> [WHAT THE TASK ASKS]:
Turn every line of the records below into a numbered list, skipping any blank lines.
===============
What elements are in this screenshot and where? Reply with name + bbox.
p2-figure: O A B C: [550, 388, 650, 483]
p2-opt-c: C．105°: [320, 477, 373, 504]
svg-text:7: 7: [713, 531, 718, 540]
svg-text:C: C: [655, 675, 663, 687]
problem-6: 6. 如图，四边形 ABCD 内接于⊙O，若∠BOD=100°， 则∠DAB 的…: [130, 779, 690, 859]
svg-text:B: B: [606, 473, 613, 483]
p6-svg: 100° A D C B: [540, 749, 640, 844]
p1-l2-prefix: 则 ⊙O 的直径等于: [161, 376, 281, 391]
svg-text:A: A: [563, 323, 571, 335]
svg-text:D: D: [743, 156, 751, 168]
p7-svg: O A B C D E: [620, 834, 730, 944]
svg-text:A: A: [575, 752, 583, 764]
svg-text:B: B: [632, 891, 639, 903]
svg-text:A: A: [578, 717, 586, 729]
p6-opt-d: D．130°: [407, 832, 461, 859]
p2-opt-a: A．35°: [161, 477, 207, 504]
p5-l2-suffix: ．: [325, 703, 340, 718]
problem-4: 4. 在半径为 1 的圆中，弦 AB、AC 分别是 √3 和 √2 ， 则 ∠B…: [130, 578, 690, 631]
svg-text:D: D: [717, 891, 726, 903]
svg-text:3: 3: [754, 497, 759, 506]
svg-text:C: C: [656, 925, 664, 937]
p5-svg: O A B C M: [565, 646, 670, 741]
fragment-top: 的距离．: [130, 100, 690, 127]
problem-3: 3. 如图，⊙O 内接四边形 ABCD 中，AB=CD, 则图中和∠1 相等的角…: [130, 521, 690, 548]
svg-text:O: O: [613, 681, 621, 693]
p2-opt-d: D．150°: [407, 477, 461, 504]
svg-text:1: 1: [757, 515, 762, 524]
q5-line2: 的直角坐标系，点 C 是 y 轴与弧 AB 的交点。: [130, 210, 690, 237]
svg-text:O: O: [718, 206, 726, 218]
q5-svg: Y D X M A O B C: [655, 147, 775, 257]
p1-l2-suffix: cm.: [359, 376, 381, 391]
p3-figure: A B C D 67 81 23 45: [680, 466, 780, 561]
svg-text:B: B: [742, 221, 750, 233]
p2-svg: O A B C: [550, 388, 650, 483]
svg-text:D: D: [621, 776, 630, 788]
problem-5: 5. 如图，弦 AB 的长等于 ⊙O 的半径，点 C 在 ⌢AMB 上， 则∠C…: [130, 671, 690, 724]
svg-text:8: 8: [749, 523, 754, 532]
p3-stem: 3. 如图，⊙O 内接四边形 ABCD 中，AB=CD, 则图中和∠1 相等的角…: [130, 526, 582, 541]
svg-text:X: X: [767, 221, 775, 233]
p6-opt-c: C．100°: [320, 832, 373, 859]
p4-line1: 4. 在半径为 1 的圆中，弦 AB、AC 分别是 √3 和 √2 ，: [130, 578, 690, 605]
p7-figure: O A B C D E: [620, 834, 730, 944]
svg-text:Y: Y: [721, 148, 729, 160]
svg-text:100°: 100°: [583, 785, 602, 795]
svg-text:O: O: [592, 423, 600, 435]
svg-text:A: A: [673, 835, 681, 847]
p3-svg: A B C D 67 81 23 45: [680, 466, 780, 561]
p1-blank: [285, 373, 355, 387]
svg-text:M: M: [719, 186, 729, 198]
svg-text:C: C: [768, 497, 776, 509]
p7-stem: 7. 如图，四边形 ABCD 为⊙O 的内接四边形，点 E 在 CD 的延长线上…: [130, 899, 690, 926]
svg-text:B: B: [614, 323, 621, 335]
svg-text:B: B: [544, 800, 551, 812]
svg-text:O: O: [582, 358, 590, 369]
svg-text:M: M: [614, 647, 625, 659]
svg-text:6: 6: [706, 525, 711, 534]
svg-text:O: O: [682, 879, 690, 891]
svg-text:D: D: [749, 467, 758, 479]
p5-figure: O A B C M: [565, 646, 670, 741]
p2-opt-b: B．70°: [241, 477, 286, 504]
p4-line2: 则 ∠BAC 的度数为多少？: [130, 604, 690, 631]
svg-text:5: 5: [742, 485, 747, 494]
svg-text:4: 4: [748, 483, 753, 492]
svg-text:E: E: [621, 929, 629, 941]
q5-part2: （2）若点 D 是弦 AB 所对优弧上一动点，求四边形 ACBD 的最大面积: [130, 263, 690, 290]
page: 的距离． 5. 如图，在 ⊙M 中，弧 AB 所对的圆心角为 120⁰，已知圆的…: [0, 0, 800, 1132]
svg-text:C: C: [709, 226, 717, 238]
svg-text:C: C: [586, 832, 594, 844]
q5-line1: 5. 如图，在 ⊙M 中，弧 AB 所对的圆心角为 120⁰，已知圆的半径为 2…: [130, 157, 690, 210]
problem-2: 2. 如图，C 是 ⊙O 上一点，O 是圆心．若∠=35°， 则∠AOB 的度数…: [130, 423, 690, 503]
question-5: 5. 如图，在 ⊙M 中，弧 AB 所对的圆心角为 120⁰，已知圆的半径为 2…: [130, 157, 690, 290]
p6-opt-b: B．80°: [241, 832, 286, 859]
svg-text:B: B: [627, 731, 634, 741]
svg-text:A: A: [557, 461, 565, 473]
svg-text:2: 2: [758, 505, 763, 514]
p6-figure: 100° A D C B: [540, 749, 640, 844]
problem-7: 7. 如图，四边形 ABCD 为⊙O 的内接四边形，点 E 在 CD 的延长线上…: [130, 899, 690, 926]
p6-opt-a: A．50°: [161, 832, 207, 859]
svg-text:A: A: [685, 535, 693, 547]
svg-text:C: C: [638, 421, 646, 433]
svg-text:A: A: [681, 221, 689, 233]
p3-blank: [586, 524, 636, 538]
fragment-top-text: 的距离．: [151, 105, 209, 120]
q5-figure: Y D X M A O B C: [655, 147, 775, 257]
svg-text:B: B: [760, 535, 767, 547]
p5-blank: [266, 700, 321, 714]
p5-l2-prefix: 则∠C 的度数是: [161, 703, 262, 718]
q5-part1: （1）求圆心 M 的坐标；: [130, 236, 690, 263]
===============
> [OUTPUT OF THE TASK]:
1. What elements are in this screenshot and where? Reply with name + bbox.
2. p2-figure: O A B C: [550, 388, 650, 483]
3. p2-opt-c: C．105°: [320, 477, 373, 504]
4. svg-text:7: 7: [713, 531, 718, 540]
5. svg-text:C: C: [655, 675, 663, 687]
6. problem-6: 6. 如图，四边形 ABCD 内接于⊙O，若∠BOD=100°， 则∠DAB 的…: [130, 779, 690, 859]
7. svg-text:B: B: [606, 473, 613, 483]
8. p6-svg: 100° A D C B: [540, 749, 640, 844]
9. p1-l2-prefix: 则 ⊙O 的直径等于: [161, 376, 281, 391]
10. svg-text:A: A: [563, 323, 571, 335]
11. svg-text:D: D: [743, 156, 751, 168]
12. p7-svg: O A B C D E: [620, 834, 730, 944]
13. svg-text:A: A: [575, 752, 583, 764]
14. svg-text:B: B: [632, 891, 639, 903]
15. svg-text:A: A: [578, 717, 586, 729]
16. p6-opt-d: D．130°: [407, 832, 461, 859]
17. p2-opt-a: A．35°: [161, 477, 207, 504]
18. p5-l2-suffix: ．: [325, 703, 340, 718]
19. problem-4: 4. 在半径为 1 的圆中，弦 AB、AC 分别是 √3 和 √2 ， 则 ∠B…: [130, 578, 690, 631]
20. svg-text:D: D: [717, 891, 726, 903]
21. svg-text:3: 3: [754, 497, 759, 506]
22. svg-text:C: C: [656, 925, 664, 937]
23. p5-svg: O A B C M: [565, 646, 670, 741]
24. fragment-top: 的距离．: [130, 100, 690, 127]
25. problem-3: 3. 如图，⊙O 内接四边形 ABCD 中，AB=CD, 则图中和∠1 相等的角…: [130, 521, 690, 548]
26. svg-text:O: O: [613, 681, 621, 693]
27. p2-opt-d: D．150°: [407, 477, 461, 504]
28. svg-text:1: 1: [757, 515, 762, 524]
29. q5-line2: 的直角坐标系，点 C 是 y 轴与弧 AB 的交点。: [130, 210, 690, 237]
30. svg-text:O: O: [718, 206, 726, 218]
31. q5-svg: Y D X M A O B C: [655, 147, 775, 257]
32. p1-l2-suffix: cm.: [359, 376, 381, 391]
33. p3-figure: A B C D 67 81 23 45: [680, 466, 780, 561]
34. svg-text:B: B: [742, 221, 750, 233]
35. p2-svg: O A B C: [550, 388, 650, 483]
36. svg-text:D: D: [621, 776, 630, 788]
37. problem-5: 5. 如图，弦 AB 的长等于 ⊙O 的半径，点 C 在 ⌢AMB 上， 则∠C…: [130, 671, 690, 724]
38. svg-text:8: 8: [749, 523, 754, 532]
39. p3-stem: 3. 如图，⊙O 内接四边形 ABCD 中，AB=CD, 则图中和∠1 相等的角…: [130, 526, 582, 541]
40. svg-text:X: X: [767, 221, 775, 233]
41. p6-opt-c: C．100°: [320, 832, 373, 859]
42. p4-line1: 4. 在半径为 1 的圆中，弦 AB、AC 分别是 √3 和 √2 ，: [130, 578, 690, 605]
43. p7-figure: O A B C D E: [620, 834, 730, 944]
44. svg-text:Y: Y: [721, 148, 729, 160]
45. svg-text:100°: 100°: [583, 785, 602, 795]
46. svg-text:O: O: [592, 423, 600, 435]
47. svg-text:A: A: [673, 835, 681, 847]
48. p3-svg: A B C D 67 81 23 45: [680, 466, 780, 561]
49. p1-blank: [285, 373, 355, 387]
50. svg-text:M: M: [719, 186, 729, 198]
51. svg-text:C: C: [768, 497, 776, 509]
52. p7-stem: 7. 如图，四边形 ABCD 为⊙O 的内接四边形，点 E 在 CD 的延长线上…: [130, 899, 690, 926]
53. svg-text:B: B: [614, 323, 621, 335]
54. svg-text:B: B: [544, 800, 551, 812]
55. svg-text:O: O: [582, 358, 590, 369]
56. svg-text:M: M: [614, 647, 625, 659]
57. svg-text:6: 6: [706, 525, 711, 534]
58. svg-text:O: O: [682, 879, 690, 891]
59. svg-text:D: D: [749, 467, 758, 479]
60. p5-figure: O A B C M: [565, 646, 670, 741]
61. p2-opt-b: B．70°: [241, 477, 286, 504]
62. p4-line2: 则 ∠BAC 的度数为多少？: [130, 604, 690, 631]
63. svg-text:5: 5: [742, 485, 747, 494]
64. svg-text:4: 4: [748, 483, 753, 492]
65. svg-text:E: E: [621, 929, 629, 941]
66. q5-part2: （2）若点 D 是弦 AB 所对优弧上一动点，求四边形 ACBD 的最大面积: [130, 263, 690, 290]
67. page: 的距离． 5. 如图，在 ⊙M 中，弧 AB 所对的圆心角为 120⁰，已知圆的…: [0, 0, 800, 1132]
68. svg-text:C: C: [709, 226, 717, 238]
69. svg-text:C: C: [586, 832, 594, 844]
70. q5-line1: 5. 如图，在 ⊙M 中，弧 AB 所对的圆心角为 120⁰，已知圆的半径为 2…: [130, 157, 690, 210]
71. problem-2: 2. 如图，C 是 ⊙O 上一点，O 是圆心．若∠=35°， 则∠AOB 的度数…: [130, 423, 690, 503]
72. question-5: 5. 如图，在 ⊙M 中，弧 AB 所对的圆心角为 120⁰，已知圆的半径为 2…: [130, 157, 690, 290]
73. p6-opt-b: B．80°: [241, 832, 286, 859]
74. svg-text:B: B: [627, 731, 634, 741]
75. svg-text:A: A: [557, 461, 565, 473]
76. svg-text:2: 2: [758, 505, 763, 514]
77. p6-figure: 100° A D C B: [540, 749, 640, 844]
78. problem-7: 7. 如图，四边形 ABCD 为⊙O 的内接四边形，点 E 在 CD 的延长线上…: [130, 899, 690, 926]
79. p6-opt-a: A．50°: [161, 832, 207, 859]
80. svg-text:A: A: [685, 535, 693, 547]
81. svg-text:C: C: [638, 421, 646, 433]
82. svg-text:A: A: [681, 221, 689, 233]
83. p3-blank: [586, 524, 636, 538]
84. fragment-top-text: 的距离．: [151, 105, 209, 120]
85. q5-figure: Y D X M A O B C: [655, 147, 775, 257]
86. svg-text:B: B: [760, 535, 767, 547]
87. p5-blank: [266, 700, 321, 714]
88. p5-l2-prefix: 则∠C 的度数是: [161, 703, 262, 718]
89. q5-part1: （1）求圆心 M 的坐标；: [130, 236, 690, 263]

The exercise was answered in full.